DATA PROVIDED:
— start —
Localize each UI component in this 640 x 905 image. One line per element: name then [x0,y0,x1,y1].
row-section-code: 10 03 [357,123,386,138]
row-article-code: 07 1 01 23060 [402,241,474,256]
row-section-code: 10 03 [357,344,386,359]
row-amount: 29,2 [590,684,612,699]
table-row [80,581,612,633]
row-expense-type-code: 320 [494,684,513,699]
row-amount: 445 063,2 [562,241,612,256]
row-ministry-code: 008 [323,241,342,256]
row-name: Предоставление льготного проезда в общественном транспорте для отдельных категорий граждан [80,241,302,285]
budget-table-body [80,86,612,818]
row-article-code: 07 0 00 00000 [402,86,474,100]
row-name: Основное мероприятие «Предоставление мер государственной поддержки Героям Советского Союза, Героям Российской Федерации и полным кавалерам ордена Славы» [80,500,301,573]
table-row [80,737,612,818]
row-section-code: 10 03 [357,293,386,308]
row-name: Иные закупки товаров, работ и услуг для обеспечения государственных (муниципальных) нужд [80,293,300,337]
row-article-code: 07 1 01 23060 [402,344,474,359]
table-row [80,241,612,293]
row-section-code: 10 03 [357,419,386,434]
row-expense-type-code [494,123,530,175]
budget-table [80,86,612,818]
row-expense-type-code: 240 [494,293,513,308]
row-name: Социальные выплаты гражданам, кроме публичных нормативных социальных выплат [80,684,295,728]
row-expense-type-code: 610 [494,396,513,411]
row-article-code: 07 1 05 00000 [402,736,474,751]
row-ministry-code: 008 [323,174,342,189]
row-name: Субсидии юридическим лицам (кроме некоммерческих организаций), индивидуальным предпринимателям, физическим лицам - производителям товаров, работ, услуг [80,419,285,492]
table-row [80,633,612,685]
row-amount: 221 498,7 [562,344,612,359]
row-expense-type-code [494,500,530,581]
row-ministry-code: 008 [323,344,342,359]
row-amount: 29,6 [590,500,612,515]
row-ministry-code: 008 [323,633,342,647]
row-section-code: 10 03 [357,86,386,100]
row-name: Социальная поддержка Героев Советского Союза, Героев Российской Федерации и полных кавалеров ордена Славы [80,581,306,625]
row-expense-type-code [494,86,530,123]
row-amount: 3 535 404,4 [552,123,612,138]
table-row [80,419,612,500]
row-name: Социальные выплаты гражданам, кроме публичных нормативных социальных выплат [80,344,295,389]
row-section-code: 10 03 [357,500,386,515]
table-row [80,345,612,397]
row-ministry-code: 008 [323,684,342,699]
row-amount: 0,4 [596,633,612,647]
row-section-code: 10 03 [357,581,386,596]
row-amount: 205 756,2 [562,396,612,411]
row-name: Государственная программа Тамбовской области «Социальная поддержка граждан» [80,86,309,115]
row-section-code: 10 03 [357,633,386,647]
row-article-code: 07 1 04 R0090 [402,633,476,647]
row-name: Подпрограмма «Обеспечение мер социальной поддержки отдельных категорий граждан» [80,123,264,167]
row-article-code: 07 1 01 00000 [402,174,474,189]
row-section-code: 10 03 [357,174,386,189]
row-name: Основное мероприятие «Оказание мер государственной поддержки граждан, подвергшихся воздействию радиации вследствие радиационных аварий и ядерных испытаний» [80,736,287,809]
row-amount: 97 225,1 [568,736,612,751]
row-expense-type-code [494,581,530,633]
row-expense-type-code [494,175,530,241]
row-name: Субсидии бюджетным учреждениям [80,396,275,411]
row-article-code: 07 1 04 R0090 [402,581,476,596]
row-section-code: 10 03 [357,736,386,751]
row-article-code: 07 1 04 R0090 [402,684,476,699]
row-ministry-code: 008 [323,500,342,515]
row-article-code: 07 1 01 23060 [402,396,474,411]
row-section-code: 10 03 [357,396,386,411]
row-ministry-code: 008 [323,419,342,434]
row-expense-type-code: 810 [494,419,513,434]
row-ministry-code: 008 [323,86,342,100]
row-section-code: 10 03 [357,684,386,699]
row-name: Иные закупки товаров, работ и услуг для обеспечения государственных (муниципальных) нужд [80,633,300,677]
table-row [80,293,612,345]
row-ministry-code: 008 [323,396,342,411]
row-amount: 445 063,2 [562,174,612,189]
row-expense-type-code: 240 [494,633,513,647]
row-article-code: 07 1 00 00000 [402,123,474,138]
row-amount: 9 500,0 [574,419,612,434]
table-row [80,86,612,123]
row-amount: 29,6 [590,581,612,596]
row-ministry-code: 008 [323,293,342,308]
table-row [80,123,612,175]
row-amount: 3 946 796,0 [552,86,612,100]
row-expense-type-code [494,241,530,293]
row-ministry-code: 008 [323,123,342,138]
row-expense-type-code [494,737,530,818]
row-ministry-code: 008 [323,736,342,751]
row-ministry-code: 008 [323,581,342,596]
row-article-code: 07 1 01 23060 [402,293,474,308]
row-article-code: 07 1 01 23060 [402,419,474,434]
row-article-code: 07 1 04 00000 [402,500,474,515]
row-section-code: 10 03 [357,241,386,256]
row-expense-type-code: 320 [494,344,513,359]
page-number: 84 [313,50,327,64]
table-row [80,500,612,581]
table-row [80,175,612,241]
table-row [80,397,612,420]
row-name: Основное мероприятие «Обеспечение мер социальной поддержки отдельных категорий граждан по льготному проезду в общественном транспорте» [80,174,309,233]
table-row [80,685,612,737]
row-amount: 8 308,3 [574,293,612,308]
— end —
TASK DIRECTIONS:
Copy out the entire listing above, every line unchanged and in its original order.

RESPONSE TO THIS EXERCISE:
Localize each UI component in this 640 x 905 image. One line per element: name then [x0,y0,x1,y1].
row-section-code: 10 03 [357,123,386,138]
row-article-code: 07 1 01 23060 [402,241,474,256]
row-section-code: 10 03 [357,344,386,359]
row-amount: 29,2 [590,684,612,699]
table-row [80,581,612,633]
row-expense-type-code: 320 [494,684,513,699]
row-amount: 445 063,2 [562,241,612,256]
row-ministry-code: 008 [323,241,342,256]
row-name: Предоставление льготного проезда в общественном транспорте для отдельных категорий граждан [80,241,302,285]
budget-table-body [80,86,612,818]
row-article-code: 07 0 00 00000 [402,86,474,100]
row-name: Основное мероприятие «Предоставление мер государственной поддержки Героям Советского Союза, Героям Российской Федерации и полным кавалерам ордена Славы» [80,500,301,573]
table-row [80,737,612,818]
row-section-code: 10 03 [357,293,386,308]
row-name: Иные закупки товаров, работ и услуг для обеспечения государственных (муниципальных) нужд [80,293,300,337]
row-article-code: 07 1 01 23060 [402,344,474,359]
table-row [80,241,612,293]
row-section-code: 10 03 [357,419,386,434]
row-expense-type-code [494,123,530,175]
budget-table [80,86,612,818]
row-expense-type-code: 240 [494,293,513,308]
row-name: Социальные выплаты гражданам, кроме публичных нормативных социальных выплат [80,684,295,728]
row-expense-type-code: 610 [494,396,513,411]
row-article-code: 07 1 05 00000 [402,736,474,751]
row-ministry-code: 008 [323,174,342,189]
row-name: Субсидии юридическим лицам (кроме некоммерческих организаций), индивидуальным предпринимателям, физическим лицам - производителям товаров, работ, услуг [80,419,285,492]
table-row [80,633,612,685]
row-amount: 221 498,7 [562,344,612,359]
row-expense-type-code [494,500,530,581]
row-ministry-code: 008 [323,344,342,359]
row-amount: 29,6 [590,500,612,515]
row-ministry-code: 008 [323,633,342,647]
row-section-code: 10 03 [357,86,386,100]
row-name: Социальная поддержка Героев Советского Союза, Героев Российской Федерации и полных кавалеров ордена Славы [80,581,306,625]
row-expense-type-code [494,86,530,123]
row-amount: 3 535 404,4 [552,123,612,138]
table-row [80,419,612,500]
row-name: Социальные выплаты гражданам, кроме публичных нормативных социальных выплат [80,344,295,389]
row-section-code: 10 03 [357,500,386,515]
table-row [80,345,612,397]
row-ministry-code: 008 [323,684,342,699]
row-amount: 0,4 [596,633,612,647]
row-section-code: 10 03 [357,581,386,596]
row-amount: 205 756,2 [562,396,612,411]
row-name: Государственная программа Тамбовской области «Социальная поддержка граждан» [80,86,309,115]
row-section-code: 10 03 [357,633,386,647]
row-article-code: 07 1 04 R0090 [402,633,476,647]
row-name: Подпрограмма «Обеспечение мер социальной поддержки отдельных категорий граждан» [80,123,264,167]
row-article-code: 07 1 01 00000 [402,174,474,189]
row-section-code: 10 03 [357,174,386,189]
row-name: Основное мероприятие «Оказание мер государственной поддержки граждан, подвергшихся воздействию радиации вследствие радиационных аварий и ядерных испытаний» [80,736,287,809]
row-amount: 97 225,1 [568,736,612,751]
row-expense-type-code [494,581,530,633]
row-expense-type-code [494,175,530,241]
row-name: Субсидии бюджетным учреждениям [80,396,275,411]
row-article-code: 07 1 04 R0090 [402,581,476,596]
row-section-code: 10 03 [357,736,386,751]
row-article-code: 07 1 04 R0090 [402,684,476,699]
row-ministry-code: 008 [323,500,342,515]
row-article-code: 07 1 01 23060 [402,396,474,411]
row-section-code: 10 03 [357,396,386,411]
row-ministry-code: 008 [323,419,342,434]
row-expense-type-code: 810 [494,419,513,434]
row-ministry-code: 008 [323,86,342,100]
row-section-code: 10 03 [357,684,386,699]
row-name: Иные закупки товаров, работ и услуг для обеспечения государственных (муниципальных) нужд [80,633,300,677]
table-row [80,293,612,345]
row-ministry-code: 008 [323,396,342,411]
row-amount: 445 063,2 [562,174,612,189]
row-expense-type-code: 240 [494,633,513,647]
row-article-code: 07 1 00 00000 [402,123,474,138]
row-amount: 9 500,0 [574,419,612,434]
table-row [80,86,612,123]
row-amount: 29,6 [590,581,612,596]
row-ministry-code: 008 [323,293,342,308]
table-row [80,123,612,175]
row-amount: 3 946 796,0 [552,86,612,100]
row-expense-type-code [494,241,530,293]
row-ministry-code: 008 [323,123,342,138]
row-expense-type-code [494,737,530,818]
row-ministry-code: 008 [323,736,342,751]
row-ministry-code: 008 [323,581,342,596]
row-article-code: 07 1 01 23060 [402,293,474,308]
row-article-code: 07 1 01 23060 [402,419,474,434]
row-article-code: 07 1 04 00000 [402,500,474,515]
row-section-code: 10 03 [357,241,386,256]
row-expense-type-code: 320 [494,344,513,359]
page-number: 84 [313,50,327,64]
table-row [80,500,612,581]
table-row [80,175,612,241]
table-row [80,397,612,420]
row-name: Основное мероприятие «Обеспечение мер социальной поддержки отдельных категорий граждан по льготному проезду в общественном транспорте» [80,174,309,233]
table-row [80,685,612,737]
row-amount: 8 308,3 [574,293,612,308]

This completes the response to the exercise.